YOUR OBJECTIVE
Extract every line from the records below that contains the word "bylo".

Saved entries
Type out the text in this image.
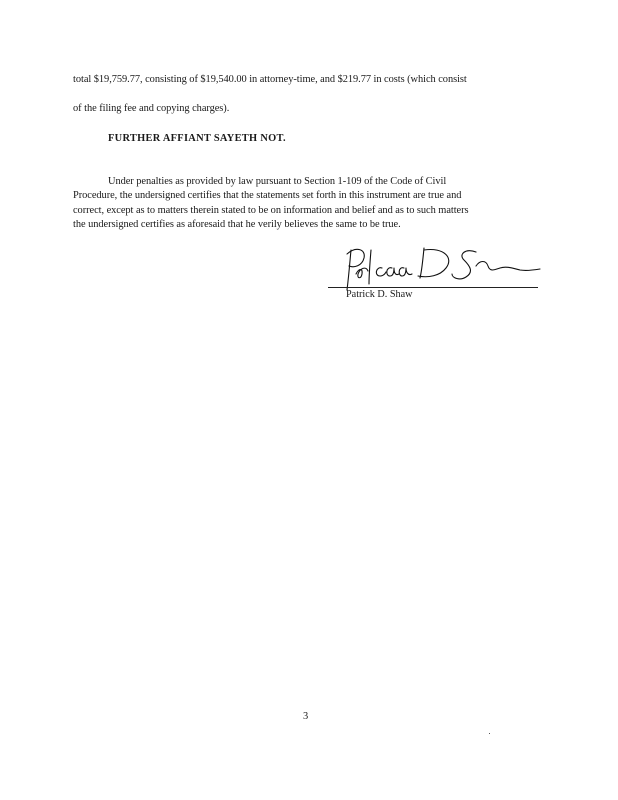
total $19,759.77, consisting of $19,540.00 in attorney-time, and $219.77 in costs (which consist
of the filing fee and copying charges).
FURTHER AFFIANT SAYETH NOT.
Under penalties as provided by law pursuant to Section 1-109 of the Code of Civil
Procedure, the undersigned certifies that the statements set forth in this instrument are true and
correct, except as to matters therein stated to be on information and belief and as to such matters
the undersigned certifies as aforesaid that he verily believes the same to be true.
Patrick D. Shaw
3
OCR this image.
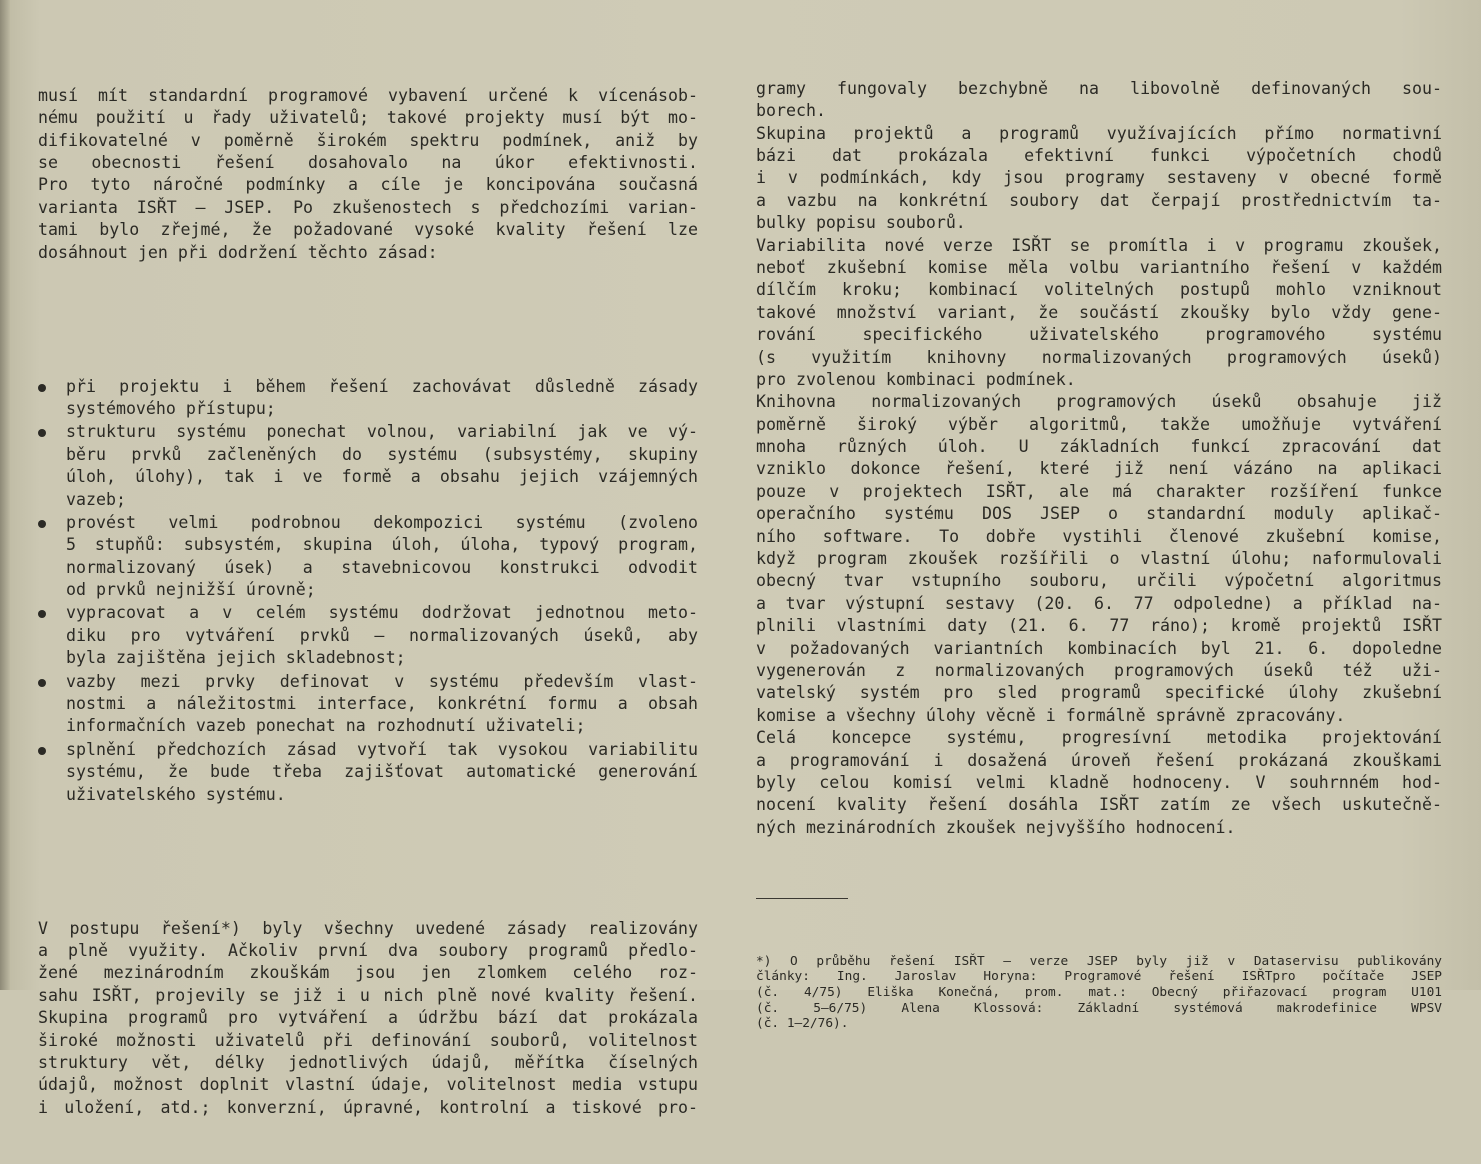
musí mít standardní programové vybavení určené k vícenásob-
nému použití u řady uživatelů; takové projekty musí být mo-
difikovatelné v poměrně širokém spektru podmínek, aniž by
se obecnosti řešení dosahovalo na úkor efektivnosti.
Pro tyto náročné podmínky a cíle je koncipována současná
varianta ISŘT — JSEP. Po zkušenostech s předchozími varian-
tami bylo zřejmé, že požadované vysoké kvality řešení lze
dosáhnout jen při dodržení těchto zásad:

při projektu i během řešení zachovávat důsledně zásady
systémového přístupu;
strukturu systému ponechat volnou, variabilní jak ve vý-
běru prvků začleněných do systému (subsystémy, skupiny
úloh, úlohy), tak i ve formě a obsahu jejich vzájemných
vazeb;
provést velmi podrobnou dekompozici systému (zvoleno
5 stupňů: subsystém, skupina úloh, úloha, typový program,
normalizovaný úsek) a stavebnicovou konstrukci odvodit
od prvků nejnižší úrovně;
vypracovat a v celém systému dodržovat jednotnou meto-
diku pro vytváření prvků — normalizovaných úseků, aby
byla zajištěna jejich skladebnost;
vazby mezi prvky definovat v systému především vlast-
nostmi a náležitostmi interface, konkrétní formu a obsah
informačních vazeb ponechat na rozhodnutí uživateli;
splnění předchozích zásad vytvoří tak vysokou variabilitu
systému, že bude třeba zajišťovat automatické generování
uživatelského systému.

V postupu řešení*) byly všechny uvedené zásady realizovány
a plně využity. Ačkoliv první dva soubory programů předlo-
žené mezinárodním zkouškám jsou jen zlomkem celého roz-
sahu ISŘT, projevily se již i u nich plně nové kvality řešení.
Skupina programů pro vytváření a údržbu bází dat prokázala
široké možnosti uživatelů při definování souborů, volitelnost
struktury vět, délky jednotlivých údajů, měřítka číselných
údajů, možnost doplnit vlastní údaje, volitelnost media vstupu
i uložení, atd.; konverzní, úpravné, kontrolní a tiskové pro-

gramy fungovaly bezchybně na libovolně definovaných sou-
borech.
Skupina projektů a programů využívajících přímo normativní
bázi dat prokázala efektivní funkci výpočetních chodů
i v podmínkách, kdy jsou programy sestaveny v obecné formě
a vazbu na konkrétní soubory dat čerpají prostřednictvím ta-
bulky popisu souborů.
Variabilita nové verze ISŘT se promítla i v programu zkoušek,
neboť zkušební komise měla volbu variantního řešení v každém
dílčím kroku; kombinací volitelných postupů mohlo vzniknout
takové množství variant, že součástí zkoušky bylo vždy gene-
rování specifického uživatelského programového systému
(s využitím knihovny normalizovaných programových úseků)
pro zvolenou kombinaci podmínek.
Knihovna normalizovaných programových úseků obsahuje již
poměrně široký výběr algoritmů, takže umožňuje vytváření
mnoha různých úloh. U základních funkcí zpracování dat
vzniklo dokonce řešení, které již není vázáno na aplikaci
pouze v projektech ISŘT, ale má charakter rozšíření funkce
operačního systému DOS JSEP o standardní moduly aplikač-
ního software. To dobře vystihli členové zkušební komise,
když program zkoušek rozšířili o vlastní úlohu; naformulovali
obecný tvar vstupního souboru, určili výpočetní algoritmus
a tvar výstupní sestavy (20. 6. 77 odpoledne) a příklad na-
plnili vlastními daty (21. 6. 77 ráno); kromě projektů ISŘT
v požadovaných variantních kombinacích byl 21. 6. dopoledne
vygenerován z normalizovaných programových úseků též uži-
vatelský systém pro sled programů specifické úlohy zkušební
komise a všechny úlohy věcně i formálně správně zpracovány.
Celá koncepce systému, progresívní metodika projektování
a programování i dosažená úroveň řešení prokázaná zkouškami
byly celou komisí velmi kladně hodnoceny. V souhrnném hod-
nocení kvality řešení dosáhla ISŘT zatím ze všech uskutečně-
ných mezinárodních zkoušek nejvyššího hodnocení.

*) O průběhu řešení ISŘT — verze JSEP byly již v Dataservisu publikovány
články: Ing. Jaroslav Horyna: Programové řešení ISŘTpro počítače JSEP
(č. 4/75) Eliška Konečná, prom. mat.: Obecný přiřazovací program U101
(č. 5—6/75) Alena Klossová: Základní systémová makrodefinice WPSV
(č. 1—2/76).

EXERCISE OUTPUT
tami bylo zřejmé, že požadované vysoké kvality řešení lze
takové množství variant, že součástí zkoušky bylo vždy gene-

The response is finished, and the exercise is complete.